++++ SELECTED TEXT ++++
Brick 8R -- Marketplace Docs

Read <sdk_marketplace_skill_dir>/SKILL.md for the marketplace-packages change pattern.

Same as Brick 4S. Produce marketplace-changes.md, tell user to apply manually.

Converged Path (both SQL and REST rejoin here)

Brick A -- Metrics Instrumentation

Read <refs_dir>/metrics-template.md into memory.
Spawn a sub-agent. Instructions: add Segment metrics to the connector following the metrics template. Use get_metrics().record_metric() directly -- no custom sinks or decorators. Add calls at: detection, backfill, filter, and workflow-level emission points. Prefix all metrics with <connector>_.
Verify metrics calls exist in the activities file.
PAUSE -- show the user what was implemented and wait for confirmation that the implementation phase is complete before moving to testing.

Brick B -- Test Design

Read <refs_dir>/test-scenario-template.md into memory.
Read <app_path>/incremental-analysis/feasibility-report.md into memory.
Read all implementation code in <app_path>/app/extracts/incremental*.py and <app_path>/app/activities/metadata_extraction.py.

Spawn a sub-agent. Instructions:

Design a test plan at <app_path>/incremental-analysis/test-plan.md. Derive ALL
test scenarios from the feasibility report's risk register and the implemented
code -- do NOT copy test cases from any other connector.

For each file in app/extracts/incremental*.py, identify every branch, edge case,
and error path. Generate unit test cases for each.

For the workflow, generate E2E scenarios from:
- Standard lifecycle categories (from the test-scenario-template)
- One scenario per confirmed risk in the feasibility report
- State management scenarios (always apply)
- Filter scope scenarios (only if connector has scope filters)

Express all scenarios in terms of THIS connector's entities, APIs, and data model.

Verify <app_path>/incremental-analysis/test-plan.md exists.
Read and show the test plan to the user.
PAUSE -- wait for explicit user confirmation that the test plan is sufficient.

Brick C -- Test Implementation (parallel)

Read <app_path>/incremental-analysis/test-plan.md into memory.
++++ RECORDS ++++
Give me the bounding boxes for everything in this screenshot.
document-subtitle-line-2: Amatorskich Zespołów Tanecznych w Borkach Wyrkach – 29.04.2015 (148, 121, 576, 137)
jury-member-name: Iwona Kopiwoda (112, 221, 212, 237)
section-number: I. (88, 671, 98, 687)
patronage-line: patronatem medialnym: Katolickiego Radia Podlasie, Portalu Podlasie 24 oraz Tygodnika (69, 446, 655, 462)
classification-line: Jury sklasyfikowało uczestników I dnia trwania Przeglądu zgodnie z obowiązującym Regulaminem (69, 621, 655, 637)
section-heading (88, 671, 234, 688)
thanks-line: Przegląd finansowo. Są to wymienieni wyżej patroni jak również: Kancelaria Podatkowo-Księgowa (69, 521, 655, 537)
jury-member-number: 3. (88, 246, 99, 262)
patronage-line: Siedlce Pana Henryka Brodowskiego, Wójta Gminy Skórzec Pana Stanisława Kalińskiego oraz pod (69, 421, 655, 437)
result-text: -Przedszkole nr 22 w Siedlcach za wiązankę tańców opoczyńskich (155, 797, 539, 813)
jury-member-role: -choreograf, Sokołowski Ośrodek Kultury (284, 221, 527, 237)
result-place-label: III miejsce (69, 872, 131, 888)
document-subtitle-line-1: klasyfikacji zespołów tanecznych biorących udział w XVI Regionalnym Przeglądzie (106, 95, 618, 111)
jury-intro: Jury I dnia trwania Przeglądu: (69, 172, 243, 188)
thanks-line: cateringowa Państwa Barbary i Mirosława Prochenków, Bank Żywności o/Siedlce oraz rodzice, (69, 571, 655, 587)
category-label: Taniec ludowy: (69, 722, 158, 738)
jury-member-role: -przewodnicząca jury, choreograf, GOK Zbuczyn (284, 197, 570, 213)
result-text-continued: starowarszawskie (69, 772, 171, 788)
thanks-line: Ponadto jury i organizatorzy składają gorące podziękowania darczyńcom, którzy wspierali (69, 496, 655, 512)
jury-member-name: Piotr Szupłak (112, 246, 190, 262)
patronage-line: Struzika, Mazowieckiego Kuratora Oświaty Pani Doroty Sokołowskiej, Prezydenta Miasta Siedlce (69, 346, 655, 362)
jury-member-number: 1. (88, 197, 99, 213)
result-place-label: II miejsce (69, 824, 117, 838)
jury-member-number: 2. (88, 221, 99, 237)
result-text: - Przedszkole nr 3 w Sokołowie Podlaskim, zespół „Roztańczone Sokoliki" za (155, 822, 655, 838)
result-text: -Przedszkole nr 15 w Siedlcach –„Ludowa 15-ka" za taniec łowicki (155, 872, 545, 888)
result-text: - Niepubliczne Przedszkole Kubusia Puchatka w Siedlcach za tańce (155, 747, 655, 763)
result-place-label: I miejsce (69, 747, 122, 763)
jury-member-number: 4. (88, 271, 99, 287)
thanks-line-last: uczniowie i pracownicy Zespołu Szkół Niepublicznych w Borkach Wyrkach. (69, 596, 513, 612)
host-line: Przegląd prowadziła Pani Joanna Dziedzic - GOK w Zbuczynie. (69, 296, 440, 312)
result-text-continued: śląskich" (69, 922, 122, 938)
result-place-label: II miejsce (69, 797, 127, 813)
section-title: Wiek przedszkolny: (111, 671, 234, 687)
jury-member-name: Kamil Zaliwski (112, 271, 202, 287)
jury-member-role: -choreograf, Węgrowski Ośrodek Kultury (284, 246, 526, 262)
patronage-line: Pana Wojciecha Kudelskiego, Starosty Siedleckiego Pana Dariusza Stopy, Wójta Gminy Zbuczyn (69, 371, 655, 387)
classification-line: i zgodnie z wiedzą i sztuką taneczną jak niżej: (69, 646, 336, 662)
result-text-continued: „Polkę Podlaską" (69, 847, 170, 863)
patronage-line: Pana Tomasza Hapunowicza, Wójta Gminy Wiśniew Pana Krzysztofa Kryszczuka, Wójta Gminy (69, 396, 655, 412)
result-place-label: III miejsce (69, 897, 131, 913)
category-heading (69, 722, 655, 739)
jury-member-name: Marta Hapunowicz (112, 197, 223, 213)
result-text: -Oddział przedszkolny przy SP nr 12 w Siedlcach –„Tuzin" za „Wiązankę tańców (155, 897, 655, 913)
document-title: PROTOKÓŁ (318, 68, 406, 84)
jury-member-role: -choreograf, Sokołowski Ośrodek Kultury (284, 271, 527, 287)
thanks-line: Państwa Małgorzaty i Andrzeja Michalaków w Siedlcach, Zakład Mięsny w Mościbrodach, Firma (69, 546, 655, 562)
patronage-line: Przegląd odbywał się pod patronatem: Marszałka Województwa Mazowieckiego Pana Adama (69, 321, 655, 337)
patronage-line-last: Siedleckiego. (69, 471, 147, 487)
++++
# COMPLETE THE FOLLOWING
1) In the connector build steps, what prefix must all metrics carry?
2) Please copy the connector build steps word for word, everything from "Read <app_path>/incremental-analysis/feasibility-report.md into" down to "cases for each.".

# FINAL ANSWERS
1) All metrics must be prefixed with <connector>_.

2)
Read <app_path>/incremental-analysis/feasibility-report.md into memory.
Read all implementation code in <app_path>/app/extracts/incremental*.py and <app_path>/app/activities/metadata_extraction.py.

Spawn a sub-agent. Instructions:

Design a test plan at <app_path>/incremental-analysis/test-plan.md. Derive ALL
test scenarios from the feasibility report's risk register and the implemented
code -- do NOT copy test cases from any other connector.

For each file in app/extracts/incremental*.py, identify every branch, edge case,
and error path. Generate unit test cases for each.